┌──
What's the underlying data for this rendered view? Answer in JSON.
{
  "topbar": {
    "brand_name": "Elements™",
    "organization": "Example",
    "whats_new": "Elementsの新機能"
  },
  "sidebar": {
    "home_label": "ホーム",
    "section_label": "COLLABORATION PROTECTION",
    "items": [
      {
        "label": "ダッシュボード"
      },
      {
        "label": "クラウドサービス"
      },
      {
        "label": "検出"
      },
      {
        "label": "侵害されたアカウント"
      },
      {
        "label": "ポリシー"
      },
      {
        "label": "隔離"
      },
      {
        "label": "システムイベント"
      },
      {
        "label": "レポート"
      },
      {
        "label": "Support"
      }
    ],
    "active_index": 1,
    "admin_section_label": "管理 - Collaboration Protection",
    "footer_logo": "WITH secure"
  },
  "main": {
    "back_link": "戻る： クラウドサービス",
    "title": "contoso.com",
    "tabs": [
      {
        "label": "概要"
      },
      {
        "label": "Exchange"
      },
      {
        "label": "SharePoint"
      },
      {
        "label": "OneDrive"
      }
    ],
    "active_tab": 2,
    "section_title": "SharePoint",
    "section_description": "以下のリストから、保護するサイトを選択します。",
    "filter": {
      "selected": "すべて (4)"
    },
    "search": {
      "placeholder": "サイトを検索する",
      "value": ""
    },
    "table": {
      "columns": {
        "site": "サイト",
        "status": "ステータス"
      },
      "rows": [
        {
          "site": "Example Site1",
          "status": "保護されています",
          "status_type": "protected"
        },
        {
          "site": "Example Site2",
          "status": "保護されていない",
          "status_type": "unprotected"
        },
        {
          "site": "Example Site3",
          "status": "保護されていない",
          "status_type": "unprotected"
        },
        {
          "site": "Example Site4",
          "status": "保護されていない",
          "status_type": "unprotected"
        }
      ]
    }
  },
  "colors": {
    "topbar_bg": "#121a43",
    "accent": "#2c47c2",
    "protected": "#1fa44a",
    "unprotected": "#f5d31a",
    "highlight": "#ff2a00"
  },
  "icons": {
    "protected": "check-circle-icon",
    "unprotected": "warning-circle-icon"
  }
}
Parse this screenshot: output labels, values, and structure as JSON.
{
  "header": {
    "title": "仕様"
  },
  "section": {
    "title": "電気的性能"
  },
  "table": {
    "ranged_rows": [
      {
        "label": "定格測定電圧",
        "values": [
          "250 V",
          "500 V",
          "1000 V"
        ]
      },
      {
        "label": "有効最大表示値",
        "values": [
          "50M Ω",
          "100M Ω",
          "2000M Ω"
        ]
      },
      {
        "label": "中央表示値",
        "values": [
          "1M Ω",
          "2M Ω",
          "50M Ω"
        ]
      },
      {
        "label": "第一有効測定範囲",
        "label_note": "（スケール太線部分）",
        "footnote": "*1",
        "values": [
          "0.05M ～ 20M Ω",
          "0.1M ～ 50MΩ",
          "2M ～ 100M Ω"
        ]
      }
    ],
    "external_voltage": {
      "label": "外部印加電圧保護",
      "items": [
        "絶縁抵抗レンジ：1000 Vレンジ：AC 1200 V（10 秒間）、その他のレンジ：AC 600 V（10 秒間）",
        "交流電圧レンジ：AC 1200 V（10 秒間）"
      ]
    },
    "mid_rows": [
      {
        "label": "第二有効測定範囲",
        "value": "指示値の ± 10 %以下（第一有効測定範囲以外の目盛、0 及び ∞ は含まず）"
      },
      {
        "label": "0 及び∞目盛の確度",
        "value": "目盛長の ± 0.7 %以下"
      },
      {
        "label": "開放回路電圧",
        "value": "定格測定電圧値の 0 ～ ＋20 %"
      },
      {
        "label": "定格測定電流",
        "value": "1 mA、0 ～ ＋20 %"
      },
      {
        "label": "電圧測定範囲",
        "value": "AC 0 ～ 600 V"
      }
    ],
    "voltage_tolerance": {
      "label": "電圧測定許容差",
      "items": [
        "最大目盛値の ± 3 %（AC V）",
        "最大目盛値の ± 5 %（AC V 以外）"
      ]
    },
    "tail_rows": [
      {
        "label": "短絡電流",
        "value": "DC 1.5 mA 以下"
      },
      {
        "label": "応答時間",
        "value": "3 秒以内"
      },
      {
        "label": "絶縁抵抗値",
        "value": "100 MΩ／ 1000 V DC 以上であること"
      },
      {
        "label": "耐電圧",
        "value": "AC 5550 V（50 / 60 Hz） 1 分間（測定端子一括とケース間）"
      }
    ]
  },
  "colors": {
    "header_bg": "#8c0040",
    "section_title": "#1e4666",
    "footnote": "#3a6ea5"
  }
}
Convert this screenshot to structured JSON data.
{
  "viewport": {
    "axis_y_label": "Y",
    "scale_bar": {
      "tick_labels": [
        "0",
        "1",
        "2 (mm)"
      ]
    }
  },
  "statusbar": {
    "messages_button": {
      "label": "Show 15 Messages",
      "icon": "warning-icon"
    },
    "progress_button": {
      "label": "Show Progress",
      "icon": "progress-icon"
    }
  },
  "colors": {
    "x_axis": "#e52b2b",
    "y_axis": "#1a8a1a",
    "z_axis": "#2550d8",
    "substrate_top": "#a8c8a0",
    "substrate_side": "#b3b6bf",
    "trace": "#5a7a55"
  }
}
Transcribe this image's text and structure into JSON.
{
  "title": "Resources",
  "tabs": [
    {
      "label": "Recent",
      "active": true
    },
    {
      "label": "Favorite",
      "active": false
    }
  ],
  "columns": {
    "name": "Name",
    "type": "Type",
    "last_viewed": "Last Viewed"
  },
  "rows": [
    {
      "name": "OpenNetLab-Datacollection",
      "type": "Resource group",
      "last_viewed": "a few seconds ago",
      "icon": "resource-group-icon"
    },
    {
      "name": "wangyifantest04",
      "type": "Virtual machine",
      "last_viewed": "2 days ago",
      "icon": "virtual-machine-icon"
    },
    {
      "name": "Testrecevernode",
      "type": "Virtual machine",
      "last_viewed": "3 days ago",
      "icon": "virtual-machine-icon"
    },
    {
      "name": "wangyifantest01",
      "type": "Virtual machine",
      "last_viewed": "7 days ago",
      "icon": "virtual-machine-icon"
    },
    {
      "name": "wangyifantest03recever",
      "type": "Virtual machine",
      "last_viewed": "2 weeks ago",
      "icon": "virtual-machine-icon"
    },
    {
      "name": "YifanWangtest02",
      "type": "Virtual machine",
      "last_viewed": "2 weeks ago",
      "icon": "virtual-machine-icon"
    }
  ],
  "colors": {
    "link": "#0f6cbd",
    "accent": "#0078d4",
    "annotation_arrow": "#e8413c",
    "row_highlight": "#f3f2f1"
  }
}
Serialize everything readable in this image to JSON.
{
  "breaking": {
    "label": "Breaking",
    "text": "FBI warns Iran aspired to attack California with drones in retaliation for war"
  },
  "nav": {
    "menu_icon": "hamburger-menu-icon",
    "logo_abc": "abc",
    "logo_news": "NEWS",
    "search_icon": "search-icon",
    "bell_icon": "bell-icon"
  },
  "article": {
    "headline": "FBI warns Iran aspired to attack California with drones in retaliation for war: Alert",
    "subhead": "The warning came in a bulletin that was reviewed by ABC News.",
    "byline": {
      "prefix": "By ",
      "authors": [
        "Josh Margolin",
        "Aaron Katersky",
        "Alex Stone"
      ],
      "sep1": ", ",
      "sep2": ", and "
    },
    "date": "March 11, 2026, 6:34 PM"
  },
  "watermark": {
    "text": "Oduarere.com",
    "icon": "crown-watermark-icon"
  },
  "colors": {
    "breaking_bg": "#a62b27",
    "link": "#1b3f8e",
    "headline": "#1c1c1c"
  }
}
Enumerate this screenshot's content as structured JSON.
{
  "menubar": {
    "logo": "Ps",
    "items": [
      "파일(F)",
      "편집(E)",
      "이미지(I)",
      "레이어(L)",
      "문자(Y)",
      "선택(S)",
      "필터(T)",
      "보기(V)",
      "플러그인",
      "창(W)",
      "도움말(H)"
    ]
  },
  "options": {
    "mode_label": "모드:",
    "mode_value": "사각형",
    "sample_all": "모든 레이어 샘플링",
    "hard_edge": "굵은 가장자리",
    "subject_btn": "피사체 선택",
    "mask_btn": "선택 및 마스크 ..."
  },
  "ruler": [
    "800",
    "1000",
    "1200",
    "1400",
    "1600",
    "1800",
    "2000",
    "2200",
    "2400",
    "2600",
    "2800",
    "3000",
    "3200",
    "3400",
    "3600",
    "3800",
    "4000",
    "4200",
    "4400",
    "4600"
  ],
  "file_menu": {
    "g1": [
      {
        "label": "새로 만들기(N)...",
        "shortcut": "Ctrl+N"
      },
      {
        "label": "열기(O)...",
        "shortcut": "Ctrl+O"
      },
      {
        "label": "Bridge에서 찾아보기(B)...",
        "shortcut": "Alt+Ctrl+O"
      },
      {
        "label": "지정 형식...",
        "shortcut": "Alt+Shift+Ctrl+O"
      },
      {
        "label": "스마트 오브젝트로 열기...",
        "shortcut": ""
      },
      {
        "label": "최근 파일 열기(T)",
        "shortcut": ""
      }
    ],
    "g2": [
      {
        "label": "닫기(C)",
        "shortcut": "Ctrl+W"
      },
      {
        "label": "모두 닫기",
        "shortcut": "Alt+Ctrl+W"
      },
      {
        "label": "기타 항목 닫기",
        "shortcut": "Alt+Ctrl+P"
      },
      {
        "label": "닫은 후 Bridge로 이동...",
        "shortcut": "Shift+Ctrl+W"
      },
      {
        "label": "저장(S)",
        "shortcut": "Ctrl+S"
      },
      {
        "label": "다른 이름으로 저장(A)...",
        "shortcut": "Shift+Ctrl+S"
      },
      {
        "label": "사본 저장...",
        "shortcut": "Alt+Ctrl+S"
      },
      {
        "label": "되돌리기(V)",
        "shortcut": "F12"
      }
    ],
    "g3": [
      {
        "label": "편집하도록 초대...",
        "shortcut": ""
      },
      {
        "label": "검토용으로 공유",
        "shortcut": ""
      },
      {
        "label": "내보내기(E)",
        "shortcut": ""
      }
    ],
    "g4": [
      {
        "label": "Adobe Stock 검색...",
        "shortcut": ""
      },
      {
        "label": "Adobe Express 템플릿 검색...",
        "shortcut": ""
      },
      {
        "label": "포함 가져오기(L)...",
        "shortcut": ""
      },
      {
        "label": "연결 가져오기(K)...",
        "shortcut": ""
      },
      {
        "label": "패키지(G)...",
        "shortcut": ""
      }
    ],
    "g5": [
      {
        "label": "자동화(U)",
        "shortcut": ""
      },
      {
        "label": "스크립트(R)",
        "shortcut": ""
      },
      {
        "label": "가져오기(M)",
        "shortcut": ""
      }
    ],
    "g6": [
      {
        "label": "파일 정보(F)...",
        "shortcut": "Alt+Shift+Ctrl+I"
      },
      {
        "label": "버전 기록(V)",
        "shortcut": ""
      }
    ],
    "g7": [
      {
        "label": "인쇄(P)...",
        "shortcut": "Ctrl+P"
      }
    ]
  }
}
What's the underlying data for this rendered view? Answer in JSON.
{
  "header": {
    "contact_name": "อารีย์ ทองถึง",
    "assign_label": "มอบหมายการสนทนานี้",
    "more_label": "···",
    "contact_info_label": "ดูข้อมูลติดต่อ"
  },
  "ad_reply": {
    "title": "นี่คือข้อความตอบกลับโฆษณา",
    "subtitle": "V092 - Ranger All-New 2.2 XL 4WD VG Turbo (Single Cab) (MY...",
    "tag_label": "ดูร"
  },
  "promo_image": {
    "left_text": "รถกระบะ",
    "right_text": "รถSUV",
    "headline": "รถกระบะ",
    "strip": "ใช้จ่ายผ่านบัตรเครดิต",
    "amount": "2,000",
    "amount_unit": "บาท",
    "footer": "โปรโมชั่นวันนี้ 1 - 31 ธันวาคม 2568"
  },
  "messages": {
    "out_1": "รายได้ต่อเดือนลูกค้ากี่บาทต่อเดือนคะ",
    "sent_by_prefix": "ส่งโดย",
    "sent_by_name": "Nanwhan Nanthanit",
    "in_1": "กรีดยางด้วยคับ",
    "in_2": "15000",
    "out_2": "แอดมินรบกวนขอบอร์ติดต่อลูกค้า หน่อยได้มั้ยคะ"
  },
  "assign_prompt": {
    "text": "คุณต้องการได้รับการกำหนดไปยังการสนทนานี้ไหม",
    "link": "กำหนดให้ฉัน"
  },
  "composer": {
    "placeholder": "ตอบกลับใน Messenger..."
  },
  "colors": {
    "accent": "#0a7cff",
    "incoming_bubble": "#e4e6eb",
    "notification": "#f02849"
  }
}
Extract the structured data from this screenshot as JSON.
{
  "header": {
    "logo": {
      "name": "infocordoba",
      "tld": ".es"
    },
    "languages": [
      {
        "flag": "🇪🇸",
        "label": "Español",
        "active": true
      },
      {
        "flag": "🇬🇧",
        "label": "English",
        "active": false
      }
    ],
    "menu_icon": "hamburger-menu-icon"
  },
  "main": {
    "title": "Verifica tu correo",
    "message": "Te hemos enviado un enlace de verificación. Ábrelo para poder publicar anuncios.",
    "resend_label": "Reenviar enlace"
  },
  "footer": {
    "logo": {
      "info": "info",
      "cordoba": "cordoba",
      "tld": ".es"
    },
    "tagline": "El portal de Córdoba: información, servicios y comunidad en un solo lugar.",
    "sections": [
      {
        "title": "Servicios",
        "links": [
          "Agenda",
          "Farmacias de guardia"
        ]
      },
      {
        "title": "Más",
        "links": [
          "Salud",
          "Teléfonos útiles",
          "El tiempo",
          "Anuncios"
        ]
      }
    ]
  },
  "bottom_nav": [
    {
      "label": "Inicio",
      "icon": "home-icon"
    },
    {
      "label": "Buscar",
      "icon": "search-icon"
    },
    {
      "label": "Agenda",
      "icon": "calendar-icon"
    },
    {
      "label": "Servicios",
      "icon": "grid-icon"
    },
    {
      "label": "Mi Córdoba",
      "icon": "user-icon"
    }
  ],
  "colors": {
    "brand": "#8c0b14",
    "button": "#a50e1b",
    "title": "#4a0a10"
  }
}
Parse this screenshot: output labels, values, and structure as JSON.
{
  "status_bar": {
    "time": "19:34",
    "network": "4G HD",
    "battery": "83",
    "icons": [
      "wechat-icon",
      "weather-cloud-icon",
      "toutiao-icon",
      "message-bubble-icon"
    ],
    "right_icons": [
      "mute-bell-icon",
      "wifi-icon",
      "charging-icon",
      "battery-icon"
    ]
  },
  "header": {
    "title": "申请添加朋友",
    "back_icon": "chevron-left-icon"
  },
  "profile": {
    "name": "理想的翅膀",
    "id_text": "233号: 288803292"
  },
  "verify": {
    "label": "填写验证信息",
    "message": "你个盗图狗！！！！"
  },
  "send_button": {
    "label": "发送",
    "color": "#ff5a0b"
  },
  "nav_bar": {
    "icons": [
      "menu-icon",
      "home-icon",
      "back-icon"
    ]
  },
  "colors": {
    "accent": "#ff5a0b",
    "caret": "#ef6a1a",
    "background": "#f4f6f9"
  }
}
└──
(Objective):
Extract from the material all lines containing the string "drones".

(Answer to this problem):
    "text": "FBI warns Iran aspired to attack California with drones in retaliation for war"
    "headline": "FBI warns Iran aspired to attack California with drones in retaliation for war: Alert",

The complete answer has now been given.